***** DATA IN THIS EXERCISE
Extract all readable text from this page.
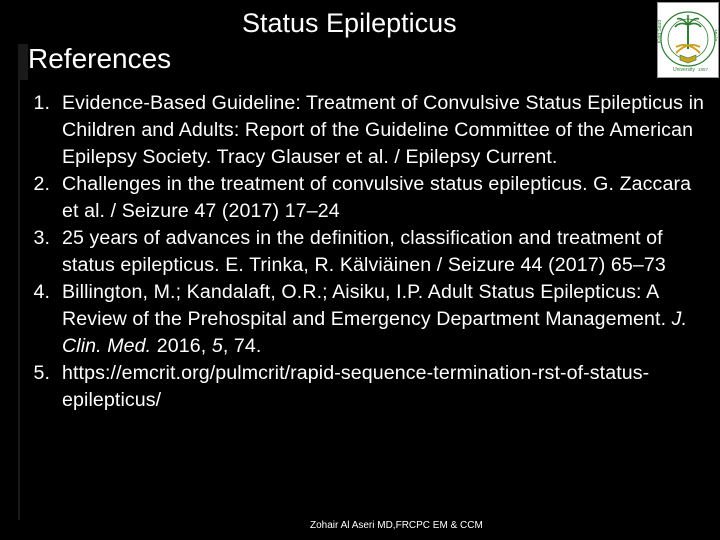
Status Epilepticus
References
King Saud	جامعة
University 1957
1. Evidence-Based Guideline: Treatment of Convulsive Status Epilepticus in Children and Adults: Report of the Guideline Committee of the American Epilepsy Society. Tracy Glauser et al. / Epilepsy Current.
2. Challenges in the treatment of convulsive status epilepticus. G. Zaccara et al. / Seizure 47 (2017) 17–24
3. 25 years of advances in the definition, classification and treatment of status epilepticus. E. Trinka, R. Kälviäinen / Seizure 44 (2017) 65–73
4. Billington, M.; Kandalaft, O.R.; Aisiku, I.P. Adult Status Epilepticus: A Review of the Prehospital and Emergency Department Management. J. Clin. Med. 2016, 5, 74.
5. https://emcrit.org/pulmcrit/rapid-sequence-termination-rst-of-status-epilepticus/
Zohair Al Aseri MD,FRCPC EM & CCM
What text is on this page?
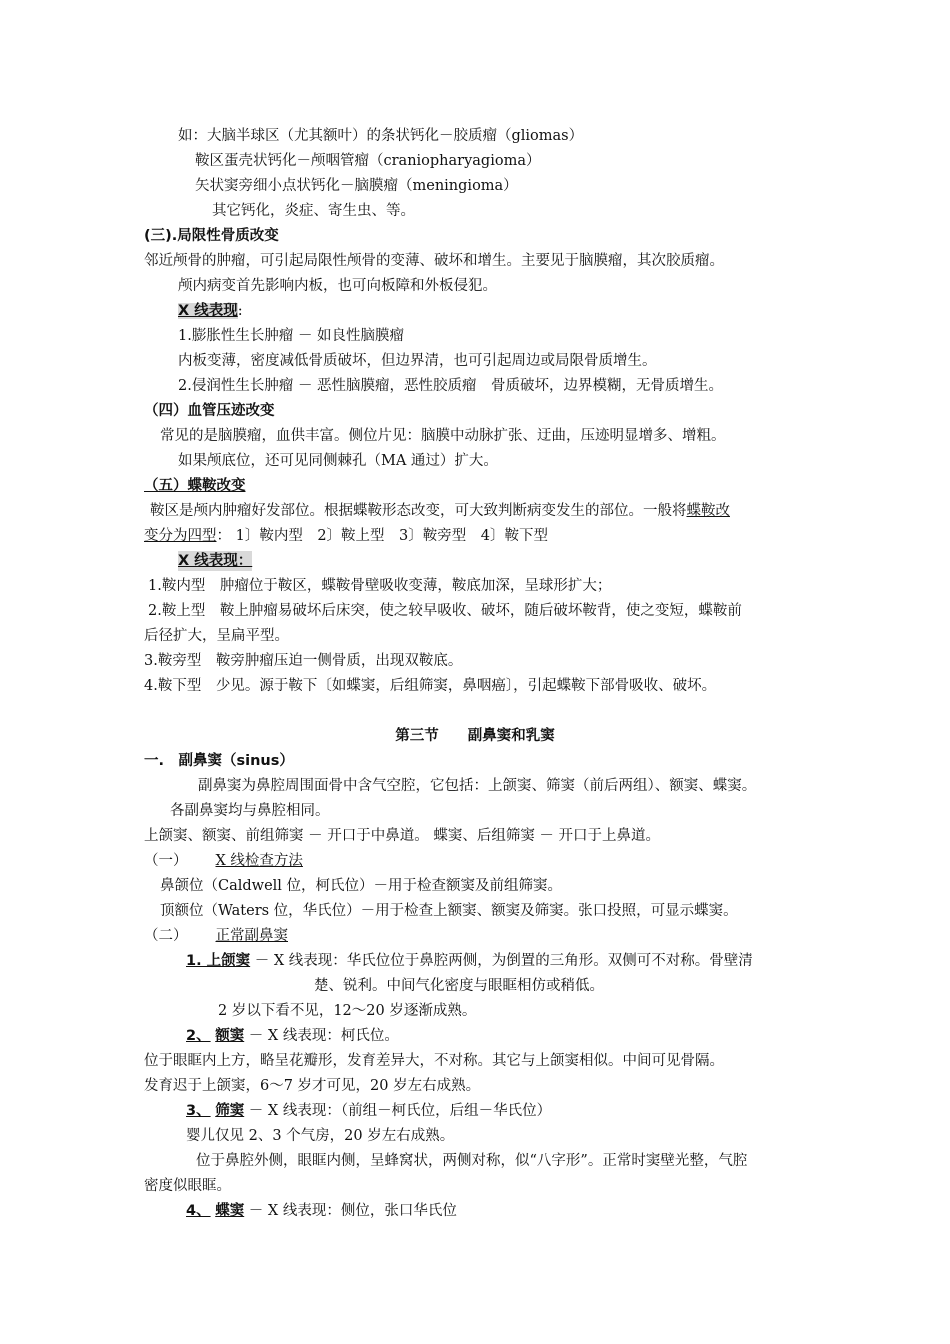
如：大脑半球区（尤其额叶）的条状钙化－胶质瘤（gliomas）
鞍区蛋壳状钙化－颅咽管瘤（craniopharyagioma）
矢状窦旁细小点状钙化－脑膜瘤（meningioma）
其它钙化，炎症、寄生虫、等。
(三).局限性骨质改变
邻近颅骨的肿瘤，可引起局限性颅骨的变薄、破坏和增生。主要见于脑膜瘤，其次胶质瘤。
颅内病变首先影响内板，也可向板障和外板侵犯。
X 线表现:
1.膨胀性生长肿瘤 － 如良性脑膜瘤
内板变薄，密度减低骨质破坏，但边界清，也可引起周边或局限骨质增生。
2.侵润性生长肿瘤 － 恶性脑膜瘤，恶性胶质瘤　骨质破坏，边界模糊，无骨质增生。
（四）血管压迹改变
常见的是脑膜瘤，血供丰富。侧位片见：脑膜中动脉扩张、迂曲，压迹明显增多、增粗。
如果颅底位，还可见同侧棘孔（MA 通过）扩大。
（五）蝶鞍改变
鞍区是颅内肿瘤好发部位。根据蝶鞍形态改变，可大致判断病变发生的部位。一般将蝶鞍改
变分为四型： 1〕鞍内型　2〕鞍上型　3〕鞍旁型　4〕鞍下型
X 线表现：
1.鞍内型　肿瘤位于鞍区，蝶鞍骨壁吸收变薄，鞍底加深，呈球形扩大；
2.鞍上型　鞍上肿瘤易破坏后床突，使之较早吸收、破坏，随后破坏鞍背，使之变短，蝶鞍前
后径扩大，呈扁平型。
3.鞍旁型　鞍旁肿瘤压迫一侧骨质，出现双鞍底。
4.鞍下型　少见。源于鞍下〔如蝶窦，后组筛窦，鼻咽癌〕，引起蝶鞍下部骨吸收、破坏。
第三节　　副鼻窦和乳窦
一.　副鼻窦（sinus）
副鼻窦为鼻腔周围面骨中含气空腔，它包括：上颌窦、筛窦（前后两组）、额窦、蝶窦。
各副鼻窦均与鼻腔相同。
上颌窦、额窦、前组筛窦 － 开口于中鼻道。 蝶窦、后组筛窦 － 开口于上鼻道。
（一） X 线检查方法
鼻颌位（Caldwell 位，柯氏位）－用于检查额窦及前组筛窦。
顶额位（Waters 位，华氏位）－用于检查上额窦、额窦及筛窦。张口投照，可显示蝶窦。
（二） 正常副鼻窦
1. 上颌窦 － X 线表现：华氏位位于鼻腔两侧，为倒置的三角形。双侧可不对称。骨壁清
楚、锐利。中间气化密度与眼眶相仿或稍低。
2 岁以下看不见，12～20 岁逐渐成熟。
2、 额窦 － X 线表现：柯氏位。
位于眼眶内上方，略呈花瓣形，发育差异大，不对称。其它与上颌窦相似。中间可见骨隔。
发育迟于上颌窦，6～7 岁才可见，20 岁左右成熟。
3、 筛窦 － X 线表现：（前组－柯氏位，后组－华氏位）
婴儿仅见 2、3 个气房，20 岁左右成熟。
位于鼻腔外侧，眼眶内侧，呈蜂窝状，两侧对称，似“八字形”。正常时窦壁光整，气腔
密度似眼眶。
4、 蝶窦 － X 线表现：侧位，张口华氏位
**********
### WHAT TO WORK ON
From the listing above, print every entry precisely and drop the pictures.

### RESULT FOR THIS TASK
Extract all readable text from this page.
Status Epilepticus
References
King Saud	جامعة
University 1957
1. Evidence-Based Guideline: Treatment of Convulsive Status Epilepticus in Children and Adults: Report of the Guideline Committee of the American Epilepsy Society. Tracy Glauser et al. / Epilepsy Current.
2. Challenges in the treatment of convulsive status epilepticus. G. Zaccara et al. / Seizure 47 (2017) 17–24
3. 25 years of advances in the definition, classification and treatment of status epilepticus. E. Trinka, R. Kälviäinen / Seizure 44 (2017) 65–73
4. Billington, M.; Kandalaft, O.R.; Aisiku, I.P. Adult Status Epilepticus: A Review of the Prehospital and Emergency Department Management. J. Clin. Med. 2016, 5, 74.
5. https://emcrit.org/pulmcrit/rapid-sequence-termination-rst-of-status-epilepticus/
Zohair Al Aseri MD,FRCPC EM & CCM
What text is on this page?
如：大脑半球区（尤其额叶）的条状钙化－胶质瘤（gliomas）
鞍区蛋壳状钙化－颅咽管瘤（craniopharyagioma）
矢状窦旁细小点状钙化－脑膜瘤（meningioma）
其它钙化，炎症、寄生虫、等。
(三).局限性骨质改变
邻近颅骨的肿瘤，可引起局限性颅骨的变薄、破坏和增生。主要见于脑膜瘤，其次胶质瘤。
颅内病变首先影响内板，也可向板障和外板侵犯。
X 线表现:
1.膨胀性生长肿瘤 － 如良性脑膜瘤
内板变薄，密度减低骨质破坏，但边界清，也可引起周边或局限骨质增生。
2.侵润性生长肿瘤 － 恶性脑膜瘤，恶性胶质瘤　骨质破坏，边界模糊，无骨质增生。
（四）血管压迹改变
常见的是脑膜瘤，血供丰富。侧位片见：脑膜中动脉扩张、迂曲，压迹明显增多、增粗。
如果颅底位，还可见同侧棘孔（MA 通过）扩大。
（五）蝶鞍改变
鞍区是颅内肿瘤好发部位。根据蝶鞍形态改变，可大致判断病变发生的部位。一般将蝶鞍改
变分为四型： 1〕鞍内型　2〕鞍上型　3〕鞍旁型　4〕鞍下型
X 线表现：
1.鞍内型　肿瘤位于鞍区，蝶鞍骨壁吸收变薄，鞍底加深，呈球形扩大；
2.鞍上型　鞍上肿瘤易破坏后床突，使之较早吸收、破坏，随后破坏鞍背，使之变短，蝶鞍前
后径扩大，呈扁平型。
3.鞍旁型　鞍旁肿瘤压迫一侧骨质，出现双鞍底。
4.鞍下型　少见。源于鞍下〔如蝶窦，后组筛窦，鼻咽癌〕，引起蝶鞍下部骨吸收、破坏。
第三节　　副鼻窦和乳窦
一.　副鼻窦（sinus）
副鼻窦为鼻腔周围面骨中含气空腔，它包括：上颌窦、筛窦（前后两组）、额窦、蝶窦。
各副鼻窦均与鼻腔相同。
上颌窦、额窦、前组筛窦 － 开口于中鼻道。 蝶窦、后组筛窦 － 开口于上鼻道。
（一） X 线检查方法
鼻颌位（Caldwell 位，柯氏位）－用于检查额窦及前组筛窦。
顶额位（Waters 位，华氏位）－用于检查上额窦、额窦及筛窦。张口投照，可显示蝶窦。
（二） 正常副鼻窦
1. 上颌窦 － X 线表现：华氏位位于鼻腔两侧，为倒置的三角形。双侧可不对称。骨壁清
楚、锐利。中间气化密度与眼眶相仿或稍低。
2 岁以下看不见，12～20 岁逐渐成熟。
2、 额窦 － X 线表现：柯氏位。
位于眼眶内上方，略呈花瓣形，发育差异大，不对称。其它与上颌窦相似。中间可见骨隔。
发育迟于上颌窦，6～7 岁才可见，20 岁左右成熟。
3、 筛窦 － X 线表现：（前组－柯氏位，后组－华氏位）
婴儿仅见 2、3 个气房，20 岁左右成熟。
位于鼻腔外侧，眼眶内侧，呈蜂窝状，两侧对称，似“八字形”。正常时窦壁光整，气腔
密度似眼眶。
4、 蝶窦 － X 线表现：侧位，张口华氏位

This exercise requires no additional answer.